*EXERCISE DESCRIPTION:* Answer with a single number: the count of lines that hold "оценки".
· · · ·
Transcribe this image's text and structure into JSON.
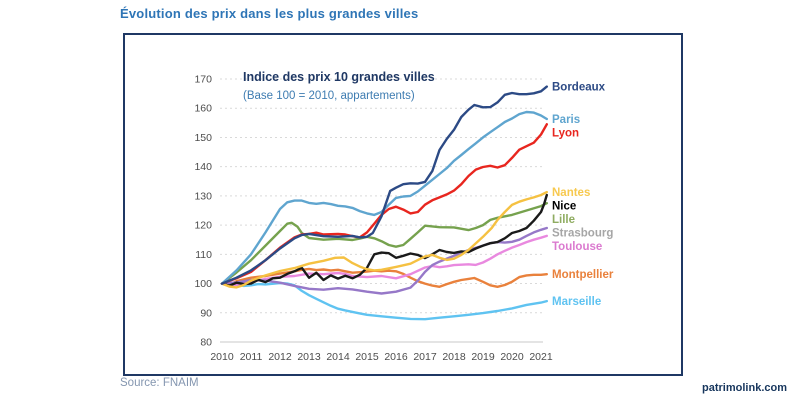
{
  "page": {
    "heading": "Évolution des prix dans les plus grandes villes",
    "source": "Source: FNAIM",
    "watermark": "patrimolink.com",
    "accent_colors": {
      "heading_blue": "#2E75B6",
      "box_border_navy": "#1F3864",
      "source_gray_blue": "#8496B0"
    }
  },
  "chart_data": {
    "type": "line",
    "title": "Indice des prix 10 grandes villes",
    "subtitle": "(Base 100 = 2010, appartements)",
    "xlabel": "",
    "ylabel": "",
    "x_ticks": [
      2010,
      2011,
      2012,
      2013,
      2014,
      2015,
      2016,
      2017,
      2018,
      2019,
      2020,
      2021
    ],
    "y_ticks": [
      80,
      90,
      100,
      110,
      120,
      130,
      140,
      150,
      160,
      170
    ],
    "ylim": [
      80,
      172
    ],
    "xlim": [
      2010,
      2021.3
    ],
    "grid": "horizontal-dashed",
    "legend_position": "labels-at-line-ends",
    "series": [
      {
        "name": "Bordeaux",
        "color": "#2C4A85",
        "label_color": "#2C4A85",
        "x": [
          2010,
          2010.5,
          2011,
          2011.5,
          2012,
          2012.5,
          2012.75,
          2013,
          2013.5,
          2014,
          2014.5,
          2014.75,
          2015,
          2015.2,
          2015.5,
          2015.8,
          2016,
          2016.25,
          2016.5,
          2016.75,
          2017,
          2017.25,
          2017.5,
          2017.75,
          2018,
          2018.25,
          2018.5,
          2018.7,
          2019,
          2019.25,
          2019.5,
          2019.75,
          2020,
          2020.25,
          2020.5,
          2020.75,
          2021,
          2021.2
        ],
        "values": [
          100,
          102,
          104.5,
          108,
          112,
          115.5,
          116.6,
          117,
          116.2,
          116,
          116.3,
          115.8,
          116,
          117.3,
          123,
          131.7,
          132.8,
          134,
          134.3,
          134.2,
          134.8,
          138.5,
          145.7,
          149.5,
          152.6,
          157,
          159.5,
          161.1,
          160.3,
          160.4,
          162,
          164.6,
          165.2,
          164.8,
          164.8,
          165.1,
          165.8,
          167.4
        ]
      },
      {
        "name": "Paris",
        "color": "#5FA5CF",
        "label_color": "#5FA5CF",
        "x": [
          2010,
          2010.5,
          2011,
          2011.5,
          2012,
          2012.25,
          2012.5,
          2012.75,
          2013,
          2013.25,
          2013.5,
          2013.75,
          2014,
          2014.25,
          2014.5,
          2014.75,
          2015,
          2015.25,
          2015.5,
          2015.75,
          2016,
          2016.25,
          2016.5,
          2016.75,
          2017,
          2017.25,
          2017.5,
          2017.75,
          2018,
          2018.25,
          2018.5,
          2018.75,
          2019,
          2019.25,
          2019.5,
          2019.75,
          2020,
          2020.25,
          2020.5,
          2020.75,
          2021,
          2021.2
        ],
        "values": [
          100,
          104.5,
          110,
          117.5,
          125.5,
          127.8,
          128.4,
          128.4,
          127.6,
          127.3,
          127.6,
          127.2,
          126.6,
          126.4,
          125.9,
          124.8,
          124,
          123.5,
          124.5,
          127,
          129.3,
          129.8,
          130,
          131.5,
          133.5,
          135.5,
          137.5,
          139.5,
          142,
          144,
          146,
          148,
          150,
          151.8,
          153.5,
          155.3,
          156.5,
          158,
          158.7,
          158.5,
          157.5,
          156.3
        ]
      },
      {
        "name": "Lyon",
        "color": "#E8261F",
        "label_color": "#E8261F",
        "x": [
          2010,
          2010.5,
          2011,
          2011.5,
          2012,
          2012.5,
          2012.75,
          2013,
          2013.25,
          2013.5,
          2013.75,
          2014,
          2014.25,
          2014.5,
          2014.75,
          2015,
          2015.25,
          2015.5,
          2015.75,
          2016,
          2016.25,
          2016.5,
          2016.75,
          2017,
          2017.25,
          2017.5,
          2017.75,
          2018,
          2018.25,
          2018.5,
          2018.75,
          2019,
          2019.25,
          2019.5,
          2019.75,
          2020,
          2020.25,
          2020.5,
          2020.75,
          2021,
          2021.2
        ],
        "values": [
          100,
          101.8,
          104,
          108,
          112.3,
          115.8,
          116.8,
          117,
          117.4,
          116.8,
          116.9,
          117,
          116.8,
          116.2,
          115.8,
          117.5,
          120.5,
          123.5,
          125.5,
          126.3,
          125.3,
          124,
          124.5,
          127,
          128.5,
          129.5,
          130.5,
          131.8,
          134,
          136.8,
          139,
          139.9,
          140.3,
          139.7,
          140.5,
          143,
          145.8,
          147,
          148.2,
          151,
          154.5
        ]
      },
      {
        "name": "Nantes",
        "color": "#F5C142",
        "label_color": "#F7C94F",
        "x": [
          2010,
          2010.25,
          2010.5,
          2010.75,
          2011,
          2011.5,
          2012,
          2012.5,
          2013,
          2013.5,
          2013.9,
          2014.2,
          2014.5,
          2014.75,
          2015,
          2015.25,
          2015.5,
          2016,
          2016.5,
          2017,
          2017.25,
          2017.5,
          2017.75,
          2018,
          2018.25,
          2018.5,
          2019,
          2019.3,
          2019.5,
          2019.75,
          2020,
          2020.25,
          2020.5,
          2020.75,
          2021,
          2021.2
        ],
        "values": [
          100,
          99,
          98.7,
          99.5,
          101,
          102.8,
          104.3,
          105.3,
          106.8,
          107.8,
          108.8,
          108.9,
          107,
          105.8,
          104.9,
          104.5,
          104.7,
          105.7,
          106.8,
          109.3,
          109.8,
          108.8,
          108.1,
          108.5,
          109.8,
          111.5,
          116,
          119,
          121.8,
          124.5,
          126.9,
          128,
          128.8,
          129.5,
          130.3,
          131.3
        ]
      },
      {
        "name": "Nice",
        "color": "#1a1a1a",
        "label_color": "#000000",
        "x": [
          2010,
          2010.25,
          2010.5,
          2010.75,
          2011,
          2011.25,
          2011.5,
          2011.75,
          2012,
          2012.25,
          2012.5,
          2012.75,
          2013,
          2013.25,
          2013.5,
          2013.75,
          2014,
          2014.25,
          2014.5,
          2014.75,
          2015,
          2015.25,
          2015.5,
          2015.75,
          2016,
          2016.25,
          2016.5,
          2016.75,
          2017,
          2017.25,
          2017.5,
          2017.75,
          2018,
          2018.25,
          2018.5,
          2018.75,
          2019,
          2019.25,
          2019.5,
          2019.75,
          2020,
          2020.25,
          2020.5,
          2020.75,
          2021,
          2021.1,
          2021.2
        ],
        "values": [
          100,
          99.3,
          100.3,
          99.8,
          100,
          101.3,
          100.5,
          101.8,
          102,
          103.3,
          104.2,
          105.4,
          102,
          103.7,
          101.2,
          102.8,
          101.7,
          102.7,
          101.8,
          103,
          105.4,
          110,
          110.6,
          110.4,
          108.8,
          109.5,
          110.3,
          109.8,
          108.7,
          110,
          111.5,
          110.8,
          110.5,
          111,
          110.8,
          112,
          113,
          113.8,
          114.2,
          115.5,
          117.3,
          118,
          119,
          121.5,
          124.5,
          127,
          130.3
        ]
      },
      {
        "name": "Lille",
        "color": "#76A24E",
        "label_color": "#8FAC61",
        "x": [
          2010,
          2010.5,
          2011,
          2011.5,
          2012,
          2012.25,
          2012.4,
          2012.6,
          2012.75,
          2013,
          2013.5,
          2014,
          2014.5,
          2014.75,
          2015,
          2015.25,
          2015.5,
          2015.75,
          2016,
          2016.25,
          2016.5,
          2016.75,
          2017,
          2017.5,
          2018,
          2018.5,
          2018.75,
          2019,
          2019.25,
          2019.5,
          2020,
          2020.5,
          2021,
          2021.2
        ],
        "values": [
          100,
          103.8,
          108,
          113,
          118,
          120.5,
          120.8,
          119.5,
          117.3,
          115.6,
          115,
          115.3,
          114.9,
          115.4,
          116,
          115.5,
          114.5,
          113.2,
          112.6,
          113.2,
          115.3,
          117.5,
          119.8,
          119.3,
          119.2,
          118.3,
          119,
          120,
          121.8,
          122.5,
          123.5,
          125,
          126.5,
          127.5
        ]
      },
      {
        "name": "Strasbourg",
        "color": "#9678C8",
        "label_color": "#A6A6A6",
        "x": [
          2010,
          2010.5,
          2011,
          2011.5,
          2012,
          2012.5,
          2013,
          2013.5,
          2014,
          2014.5,
          2015,
          2015.5,
          2016,
          2016.5,
          2016.75,
          2017,
          2017.25,
          2017.5,
          2018,
          2018.5,
          2019,
          2019.25,
          2019.5,
          2019.75,
          2020,
          2020.25,
          2020.5,
          2020.75,
          2021,
          2021.2
        ],
        "values": [
          100,
          100.4,
          101.2,
          101,
          100.3,
          99.2,
          98.2,
          97.9,
          98.4,
          98,
          97.2,
          96.6,
          97.2,
          98.6,
          101,
          104,
          106.3,
          107.5,
          109.5,
          111.5,
          113,
          113.8,
          114.2,
          114,
          114.3,
          115,
          116.3,
          117.5,
          118.4,
          119
        ]
      },
      {
        "name": "Toulouse",
        "color": "#E989DF",
        "label_color": "#DB7ACF",
        "x": [
          2010,
          2010.25,
          2010.5,
          2011,
          2011.5,
          2012,
          2012.5,
          2013,
          2013.5,
          2014,
          2014.25,
          2014.5,
          2015,
          2015.5,
          2016,
          2016.5,
          2017,
          2017.25,
          2017.5,
          2017.75,
          2018,
          2018.5,
          2018.75,
          2019,
          2019.25,
          2019.5,
          2019.75,
          2020,
          2020.25,
          2020.5,
          2020.75,
          2021,
          2021.2
        ],
        "values": [
          100,
          99.3,
          99.6,
          100.6,
          101.6,
          102.3,
          102.6,
          103.4,
          103.2,
          103.6,
          103.3,
          102.6,
          102.2,
          102.6,
          101.8,
          103.2,
          105.5,
          106,
          105.6,
          105.9,
          106.3,
          106.6,
          106.4,
          107.2,
          108.5,
          110,
          111.2,
          112.3,
          113.2,
          114.2,
          115,
          115.7,
          116.3
        ]
      },
      {
        "name": "Montpellier",
        "color": "#E9813C",
        "label_color": "#E9813C",
        "x": [
          2010,
          2010.25,
          2010.5,
          2011,
          2011.5,
          2012,
          2012.5,
          2012.75,
          2013,
          2013.25,
          2013.5,
          2013.75,
          2014,
          2014.25,
          2014.5,
          2014.75,
          2015,
          2015.25,
          2015.5,
          2015.75,
          2016,
          2016.25,
          2016.5,
          2016.75,
          2017,
          2017.25,
          2017.5,
          2017.75,
          2018,
          2018.25,
          2018.5,
          2018.7,
          2019,
          2019.25,
          2019.5,
          2019.75,
          2020,
          2020.25,
          2020.5,
          2020.75,
          2021,
          2021.2
        ],
        "values": [
          100,
          99.5,
          100.8,
          102,
          102.6,
          103.4,
          104.2,
          104.7,
          105,
          104.6,
          104.8,
          104.5,
          104.7,
          104.2,
          103.7,
          103.9,
          104.1,
          104.4,
          104.2,
          104.4,
          104.2,
          103.3,
          102,
          100.8,
          100,
          99.3,
          98.9,
          99.8,
          100.6,
          101.2,
          101.6,
          101.9,
          100.6,
          99.4,
          98.9,
          99.5,
          100.6,
          102.2,
          102.8,
          103,
          103,
          103.2
        ]
      },
      {
        "name": "Marseille",
        "color": "#5FC3F1",
        "label_color": "#5FC3F1",
        "x": [
          2010,
          2010.25,
          2010.5,
          2010.75,
          2011,
          2011.25,
          2011.5,
          2012,
          2012.25,
          2012.5,
          2012.75,
          2013,
          2013.25,
          2013.5,
          2013.75,
          2014,
          2014.25,
          2014.5,
          2014.75,
          2015,
          2015.5,
          2016,
          2016.5,
          2017,
          2017.5,
          2018,
          2018.5,
          2019,
          2019.5,
          2020,
          2020.5,
          2021,
          2021.2
        ],
        "values": [
          100,
          99.2,
          99.6,
          99.2,
          99.4,
          99.8,
          99.7,
          100.2,
          100,
          99.4,
          97.5,
          96,
          94.8,
          93.6,
          92.4,
          91.4,
          90.8,
          90.3,
          89.8,
          89.3,
          88.8,
          88.3,
          87.9,
          87.8,
          88.3,
          88.8,
          89.3,
          89.9,
          90.6,
          91.5,
          92.7,
          93.5,
          94
        ]
      }
    ]
  }
}
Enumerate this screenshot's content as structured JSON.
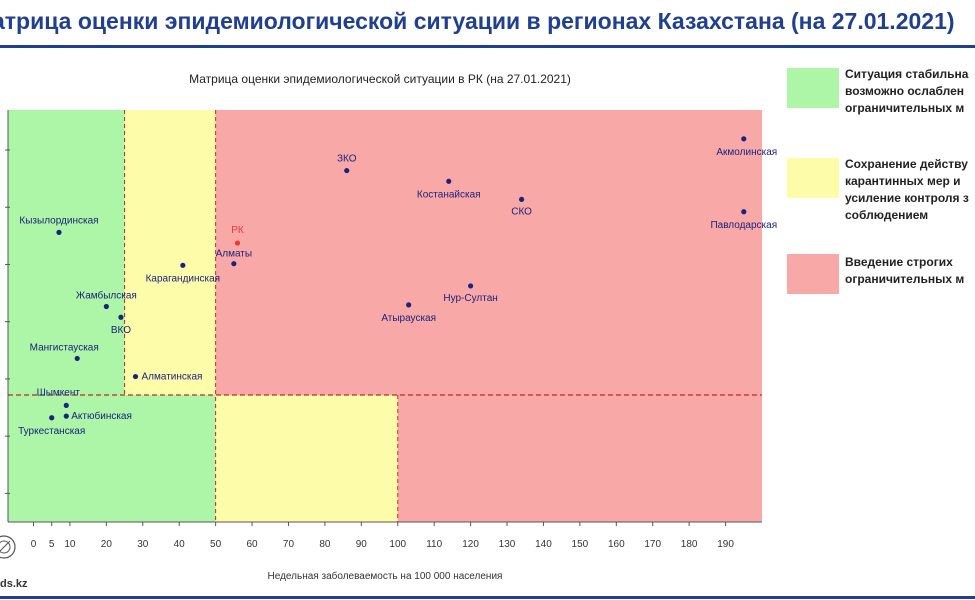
{
  "header": {
    "title": "атрица оценки эпидемиологической ситуации в регионах Казахстана (на 27.01.2021)"
  },
  "legend": {
    "items": [
      {
        "lines": [
          "Ситуация стабильна",
          "возможно ослаблен",
          "ограничительных м"
        ],
        "color": "#adf5a7"
      },
      {
        "lines": [
          "Сохранение действу",
          "карантинных мер и",
          "усиление контроля з",
          "соблюдением"
        ],
        "color": "#fdfca9"
      },
      {
        "lines": [
          "Введение строгих",
          "ограничительных м"
        ],
        "color": "#f9a8a8"
      }
    ]
  },
  "footer": {
    "site": "ds.kz"
  },
  "chart_data": {
    "type": "scatter",
    "title": "Матрица оценки эпидемиологической ситуации в РК (на 27.01.2021)",
    "xlabel": "Недельная заболеваемость на 100 000 населения",
    "xlim": [
      -7,
      200
    ],
    "xticks": [
      0,
      5,
      10,
      20,
      30,
      40,
      50,
      60,
      70,
      80,
      90,
      100,
      110,
      120,
      130,
      140,
      150,
      160,
      170,
      180,
      190
    ],
    "y_gridlines": 7,
    "zones": [
      {
        "color": "#adf5a7",
        "x": [
          -7,
          25
        ],
        "y": "upper"
      },
      {
        "color": "#fdfca9",
        "x": [
          25,
          50
        ],
        "y": "upper"
      },
      {
        "color": "#f9a8a8",
        "x": [
          50,
          200
        ],
        "y": "upper"
      },
      {
        "color": "#adf5a7",
        "x": [
          -7,
          50
        ],
        "y": "lower"
      },
      {
        "color": "#fdfca9",
        "x": [
          50,
          100
        ],
        "y": "lower"
      },
      {
        "color": "#f9a8a8",
        "x": [
          100,
          200
        ],
        "y": "lower"
      }
    ],
    "colors": {
      "point": "#1a237e",
      "highlight": "#e53935",
      "divider": "#c62828"
    },
    "points": [
      {
        "label": "Акмолинская",
        "x": 195,
        "y": 0.93
      },
      {
        "label": "ЗКО",
        "x": 86,
        "y": 0.853
      },
      {
        "label": "Костанайская",
        "x": 114,
        "y": 0.827
      },
      {
        "label": "СКО",
        "x": 134,
        "y": 0.783
      },
      {
        "label": "Павлодарская",
        "x": 195,
        "y": 0.753
      },
      {
        "label": "РК",
        "x": 56,
        "y": 0.677,
        "highlight": true
      },
      {
        "label": "Алматы",
        "x": 55,
        "y": 0.627
      },
      {
        "label": "Кызылординская",
        "x": 7,
        "y": 0.703
      },
      {
        "label": "Карагандинская",
        "x": 41,
        "y": 0.623
      },
      {
        "label": "Жамбылская",
        "x": 20,
        "y": 0.523
      },
      {
        "label": "Нур-Султан",
        "x": 120,
        "y": 0.573
      },
      {
        "label": "Атырауская",
        "x": 103,
        "y": 0.527
      },
      {
        "label": "ВКО",
        "x": 24,
        "y": 0.497
      },
      {
        "label": "Мангистауская",
        "x": 12,
        "y": 0.397
      },
      {
        "label": "Алматинская",
        "x": 28,
        "y": 0.353
      },
      {
        "label": "Шымкент",
        "x": 9,
        "y": 0.283
      },
      {
        "label": "Актюбинская",
        "x": 9,
        "y": 0.257
      },
      {
        "label": "Туркестанская",
        "x": 5,
        "y": 0.253
      }
    ]
  }
}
· · · ·
*WRITTEN RESPONSE:* 2